> **INSTRUCTIONS TO FOLLOW**:
Count the lines that hold the string "azonban". Reply with the number alone.

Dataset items
--- BEGIN ---

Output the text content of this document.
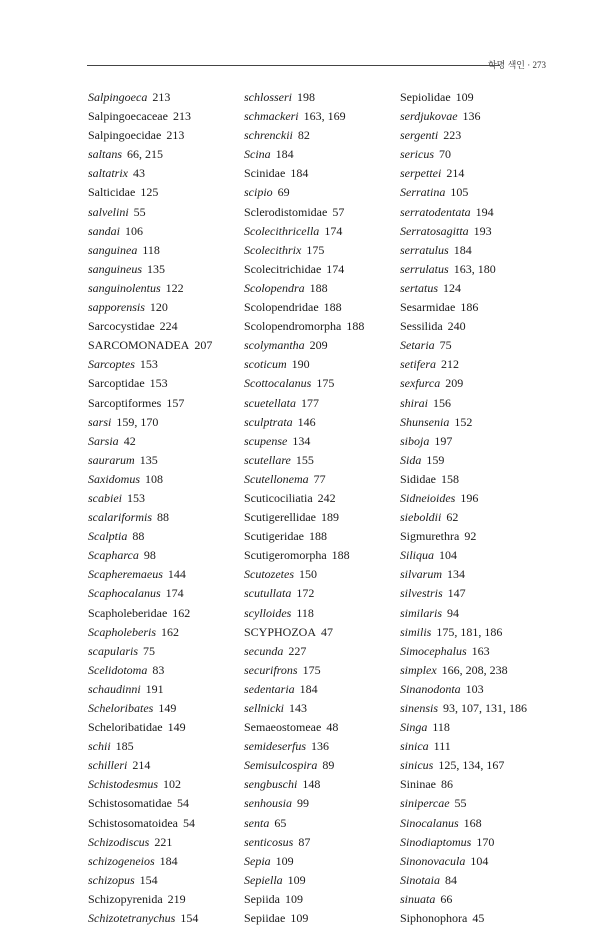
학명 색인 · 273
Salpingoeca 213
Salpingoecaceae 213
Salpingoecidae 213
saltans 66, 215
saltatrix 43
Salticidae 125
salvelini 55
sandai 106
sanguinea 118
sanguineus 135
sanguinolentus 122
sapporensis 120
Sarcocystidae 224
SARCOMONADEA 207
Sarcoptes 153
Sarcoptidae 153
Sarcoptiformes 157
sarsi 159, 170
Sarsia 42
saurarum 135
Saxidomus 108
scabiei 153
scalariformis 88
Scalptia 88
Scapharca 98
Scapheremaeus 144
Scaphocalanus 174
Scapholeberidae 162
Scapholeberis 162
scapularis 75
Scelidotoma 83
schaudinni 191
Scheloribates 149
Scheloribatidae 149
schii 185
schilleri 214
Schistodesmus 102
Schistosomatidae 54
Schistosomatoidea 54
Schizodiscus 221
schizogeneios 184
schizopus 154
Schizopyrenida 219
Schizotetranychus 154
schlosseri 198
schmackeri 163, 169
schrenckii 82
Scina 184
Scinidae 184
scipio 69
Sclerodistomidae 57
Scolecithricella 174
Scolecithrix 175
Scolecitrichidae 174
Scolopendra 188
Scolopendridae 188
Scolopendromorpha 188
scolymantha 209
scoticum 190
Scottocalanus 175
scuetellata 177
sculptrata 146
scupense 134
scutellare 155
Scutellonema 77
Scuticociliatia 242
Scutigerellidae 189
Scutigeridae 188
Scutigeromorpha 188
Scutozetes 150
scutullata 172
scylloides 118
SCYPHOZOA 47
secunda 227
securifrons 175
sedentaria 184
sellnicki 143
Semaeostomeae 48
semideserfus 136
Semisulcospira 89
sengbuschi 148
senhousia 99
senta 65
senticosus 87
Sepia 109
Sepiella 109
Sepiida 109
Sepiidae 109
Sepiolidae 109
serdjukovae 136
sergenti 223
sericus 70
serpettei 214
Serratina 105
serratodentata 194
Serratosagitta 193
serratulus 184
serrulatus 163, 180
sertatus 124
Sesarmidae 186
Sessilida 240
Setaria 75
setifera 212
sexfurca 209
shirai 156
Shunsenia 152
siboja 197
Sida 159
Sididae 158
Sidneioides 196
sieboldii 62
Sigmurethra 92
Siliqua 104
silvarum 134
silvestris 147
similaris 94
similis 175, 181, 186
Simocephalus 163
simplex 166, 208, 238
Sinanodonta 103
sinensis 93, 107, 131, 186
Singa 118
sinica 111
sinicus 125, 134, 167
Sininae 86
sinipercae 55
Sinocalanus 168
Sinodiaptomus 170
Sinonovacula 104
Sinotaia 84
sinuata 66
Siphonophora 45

--- END ---
--- BEGIN ---

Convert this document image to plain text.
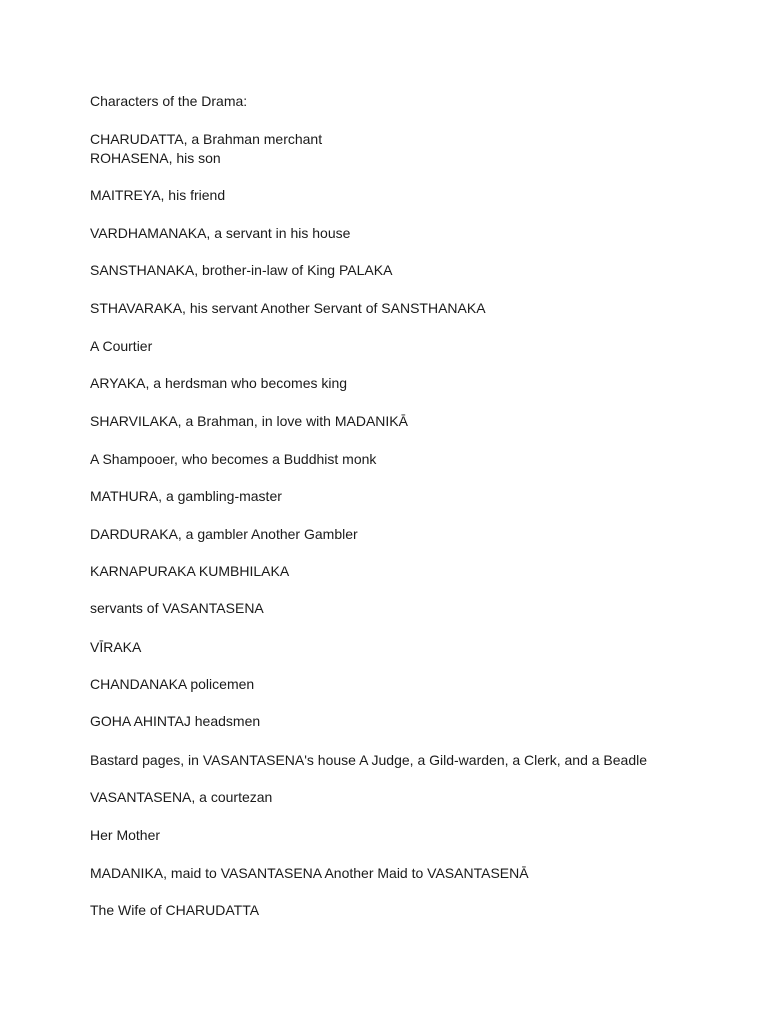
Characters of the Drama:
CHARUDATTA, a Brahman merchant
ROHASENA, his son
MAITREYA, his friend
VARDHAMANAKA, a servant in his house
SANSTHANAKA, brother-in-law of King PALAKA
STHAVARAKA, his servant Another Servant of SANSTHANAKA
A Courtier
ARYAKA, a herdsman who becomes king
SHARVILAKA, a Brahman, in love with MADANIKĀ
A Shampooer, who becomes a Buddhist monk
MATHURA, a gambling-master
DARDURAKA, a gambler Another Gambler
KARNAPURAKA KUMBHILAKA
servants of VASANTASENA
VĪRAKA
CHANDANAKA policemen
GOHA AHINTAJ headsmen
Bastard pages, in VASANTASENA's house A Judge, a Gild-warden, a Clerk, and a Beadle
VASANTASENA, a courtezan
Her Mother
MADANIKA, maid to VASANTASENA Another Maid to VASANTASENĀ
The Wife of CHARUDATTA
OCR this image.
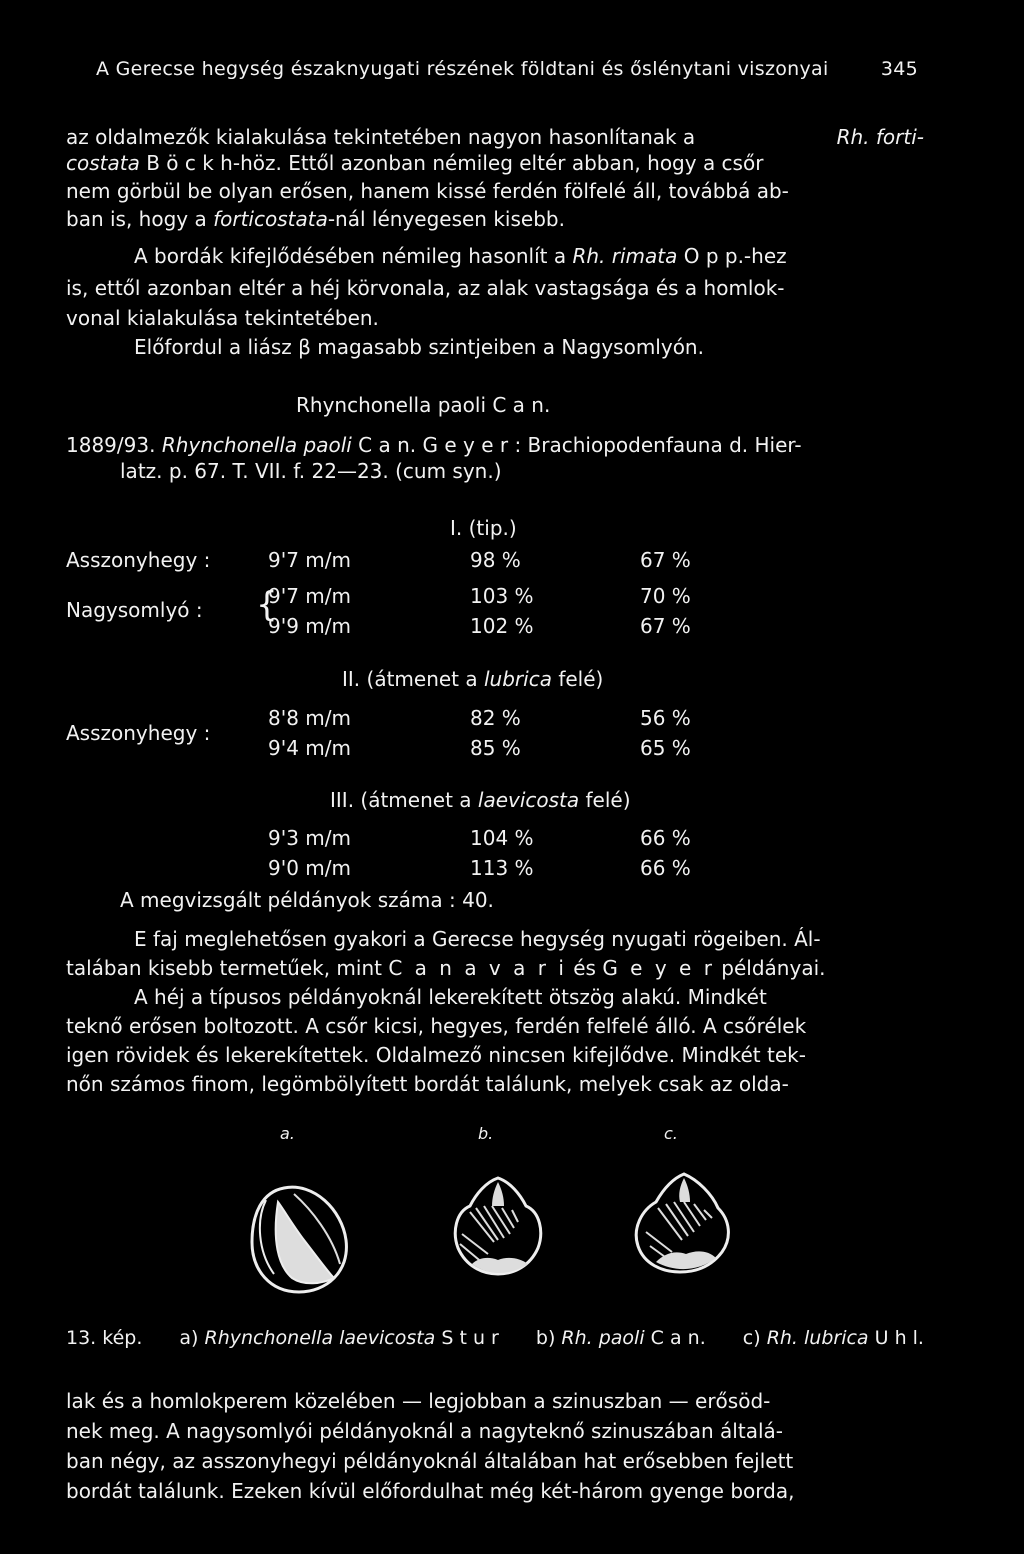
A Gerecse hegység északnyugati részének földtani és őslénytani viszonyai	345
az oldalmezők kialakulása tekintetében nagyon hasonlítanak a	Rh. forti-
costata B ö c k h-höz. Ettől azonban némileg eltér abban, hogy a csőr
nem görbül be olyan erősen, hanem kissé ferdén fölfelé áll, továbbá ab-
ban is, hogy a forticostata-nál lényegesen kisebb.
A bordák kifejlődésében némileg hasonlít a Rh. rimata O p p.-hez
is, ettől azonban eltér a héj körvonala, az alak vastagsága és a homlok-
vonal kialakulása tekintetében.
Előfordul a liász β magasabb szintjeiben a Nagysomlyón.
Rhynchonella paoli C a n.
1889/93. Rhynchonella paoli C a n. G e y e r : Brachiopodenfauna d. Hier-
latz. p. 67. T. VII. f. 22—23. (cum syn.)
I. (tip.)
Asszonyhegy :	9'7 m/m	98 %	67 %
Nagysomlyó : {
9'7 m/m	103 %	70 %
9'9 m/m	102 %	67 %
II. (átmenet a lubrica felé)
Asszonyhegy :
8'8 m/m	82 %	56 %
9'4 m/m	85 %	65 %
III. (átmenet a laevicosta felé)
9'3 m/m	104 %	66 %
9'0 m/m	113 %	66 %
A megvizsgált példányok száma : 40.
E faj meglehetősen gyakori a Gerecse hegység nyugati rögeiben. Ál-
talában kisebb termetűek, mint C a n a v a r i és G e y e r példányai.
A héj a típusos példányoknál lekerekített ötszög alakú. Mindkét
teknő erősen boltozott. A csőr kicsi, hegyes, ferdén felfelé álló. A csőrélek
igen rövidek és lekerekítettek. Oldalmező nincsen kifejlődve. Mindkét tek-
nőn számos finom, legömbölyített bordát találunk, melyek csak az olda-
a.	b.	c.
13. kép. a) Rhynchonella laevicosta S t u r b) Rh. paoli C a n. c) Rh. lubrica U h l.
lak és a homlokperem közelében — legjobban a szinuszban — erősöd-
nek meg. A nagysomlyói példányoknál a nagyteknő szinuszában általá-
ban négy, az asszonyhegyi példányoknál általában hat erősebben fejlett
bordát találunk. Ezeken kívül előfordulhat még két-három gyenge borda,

--- END ---
--- BEGIN ---

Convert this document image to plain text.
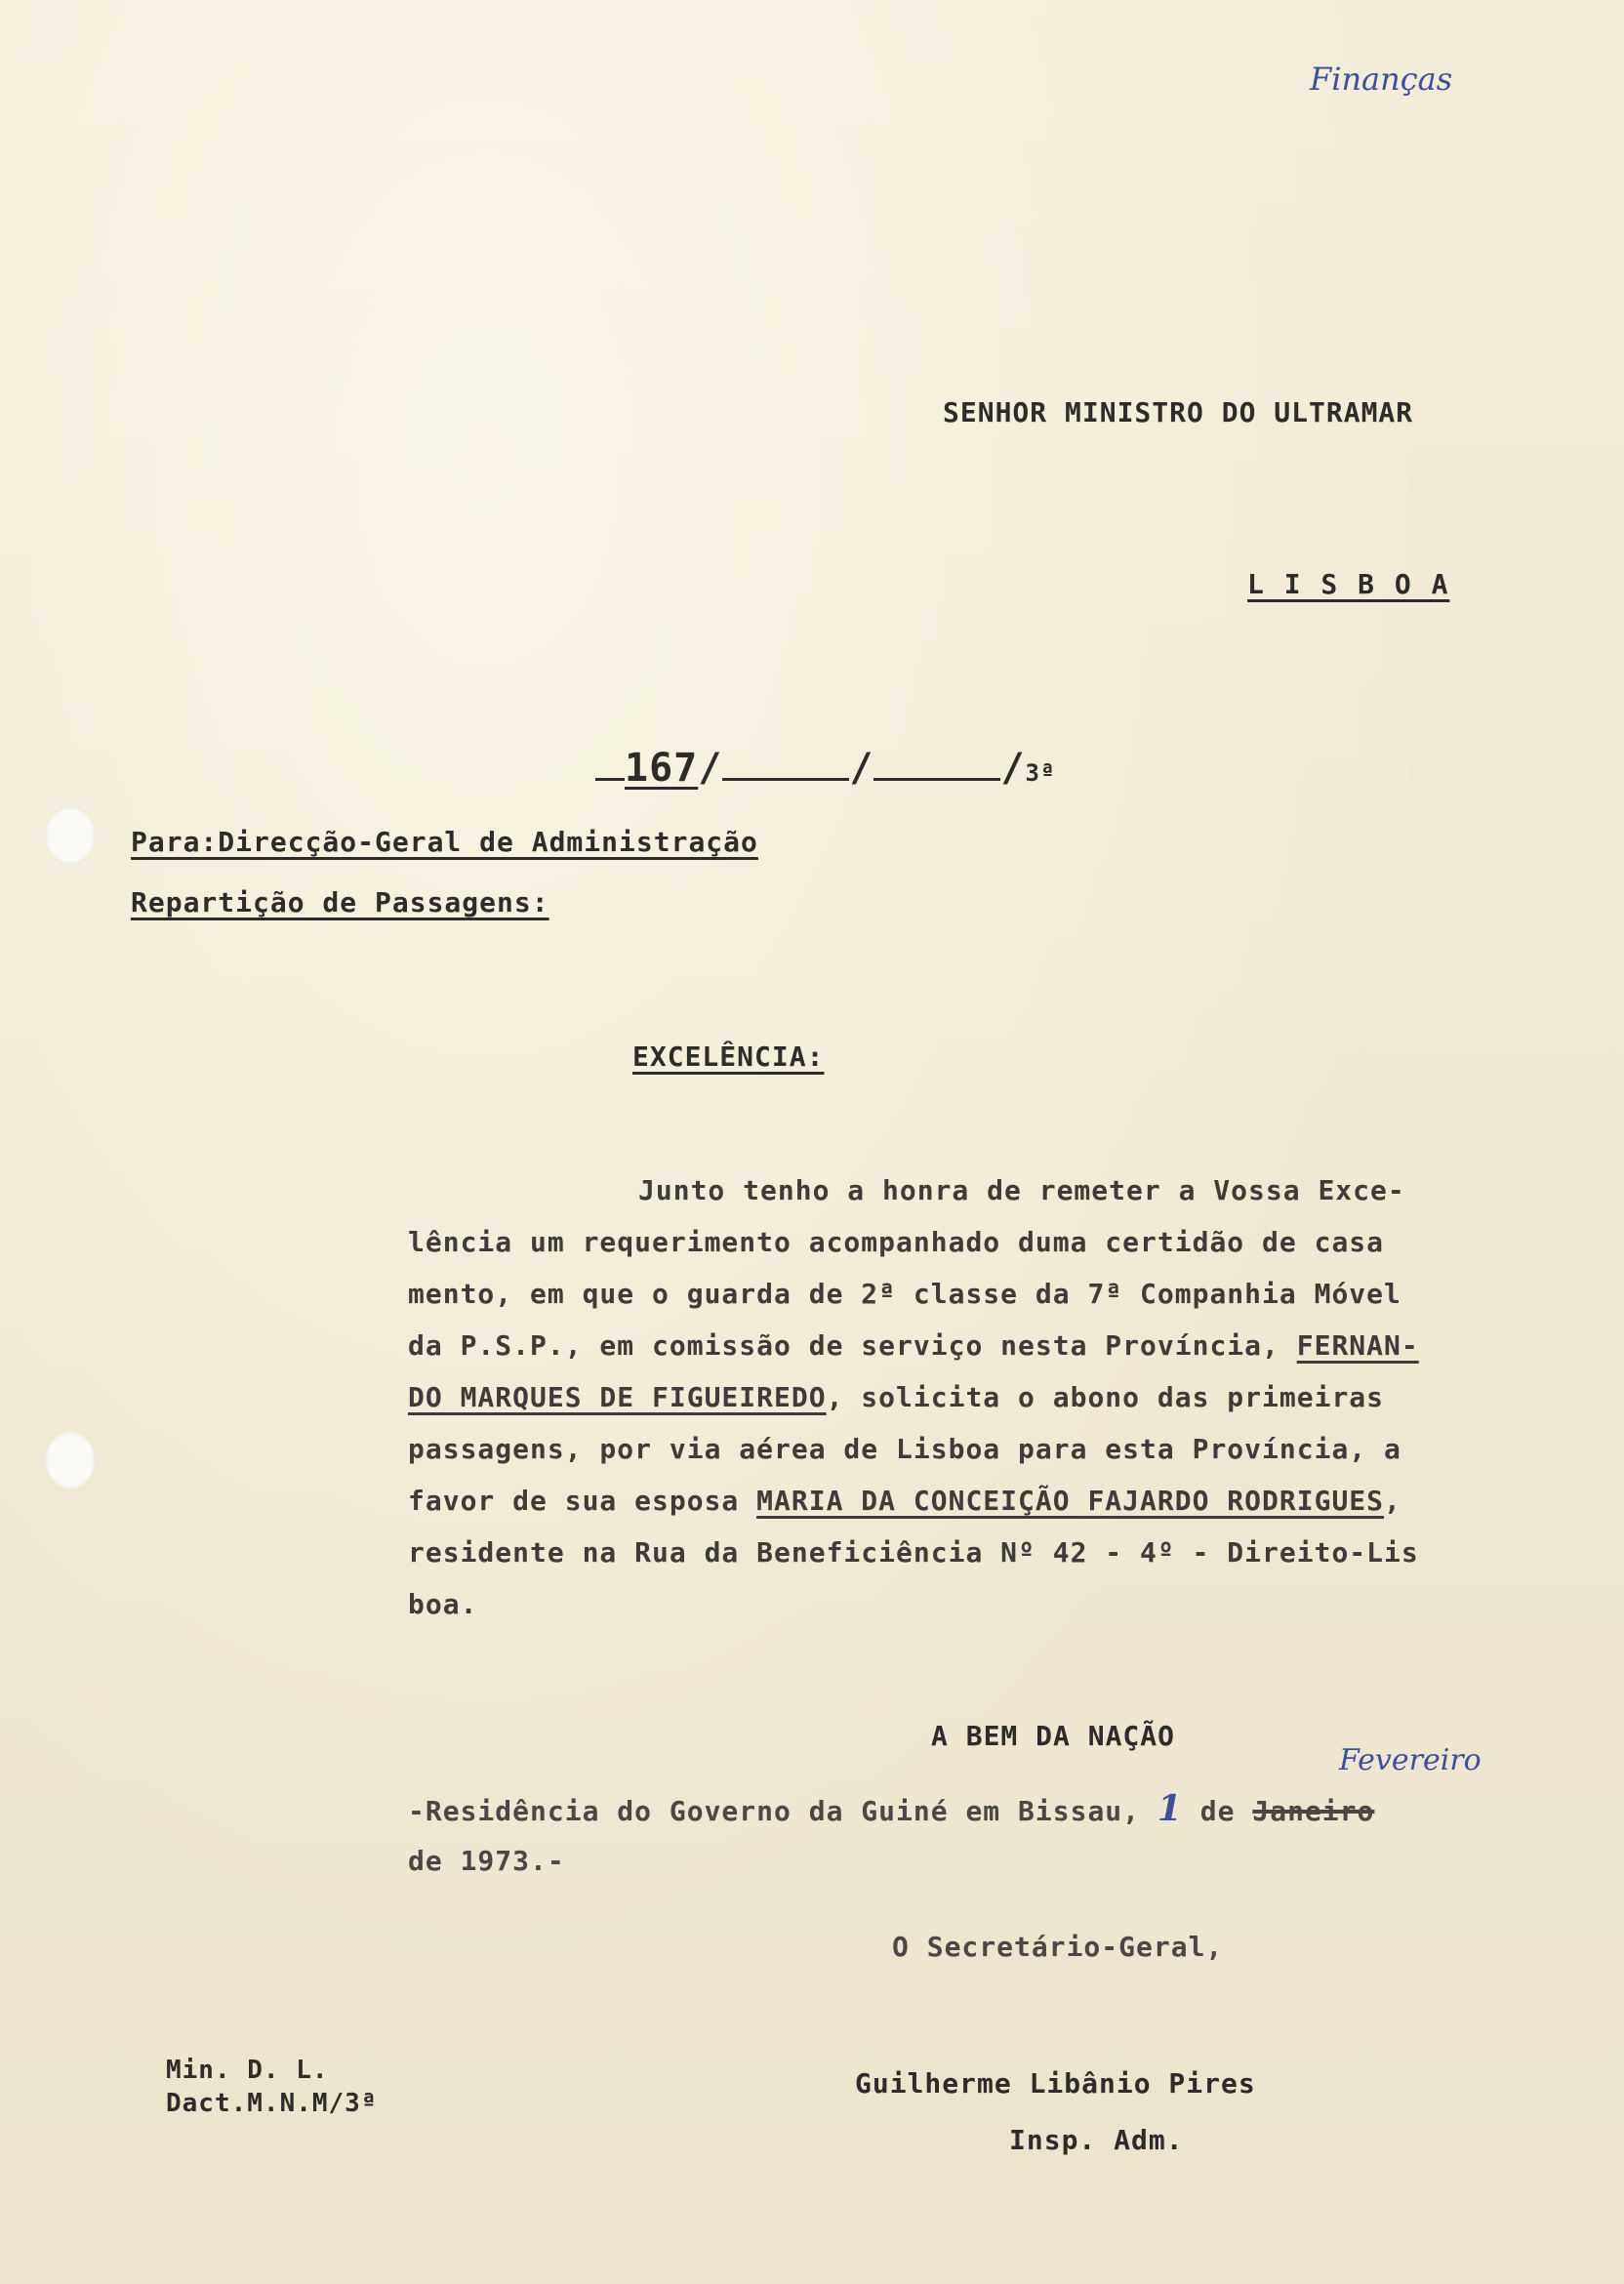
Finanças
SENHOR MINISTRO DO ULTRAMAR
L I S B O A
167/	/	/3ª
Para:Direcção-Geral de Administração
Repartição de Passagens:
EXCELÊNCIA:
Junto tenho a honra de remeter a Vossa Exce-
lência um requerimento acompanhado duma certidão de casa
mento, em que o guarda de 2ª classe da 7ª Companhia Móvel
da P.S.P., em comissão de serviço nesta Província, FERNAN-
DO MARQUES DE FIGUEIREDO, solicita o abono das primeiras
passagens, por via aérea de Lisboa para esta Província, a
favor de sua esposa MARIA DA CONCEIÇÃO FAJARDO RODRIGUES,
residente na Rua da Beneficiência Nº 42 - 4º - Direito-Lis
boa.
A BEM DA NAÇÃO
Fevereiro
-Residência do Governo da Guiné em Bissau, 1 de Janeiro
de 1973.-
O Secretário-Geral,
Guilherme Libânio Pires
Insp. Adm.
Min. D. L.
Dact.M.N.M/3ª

--- END ---

> **CORRECT RESULT**:
2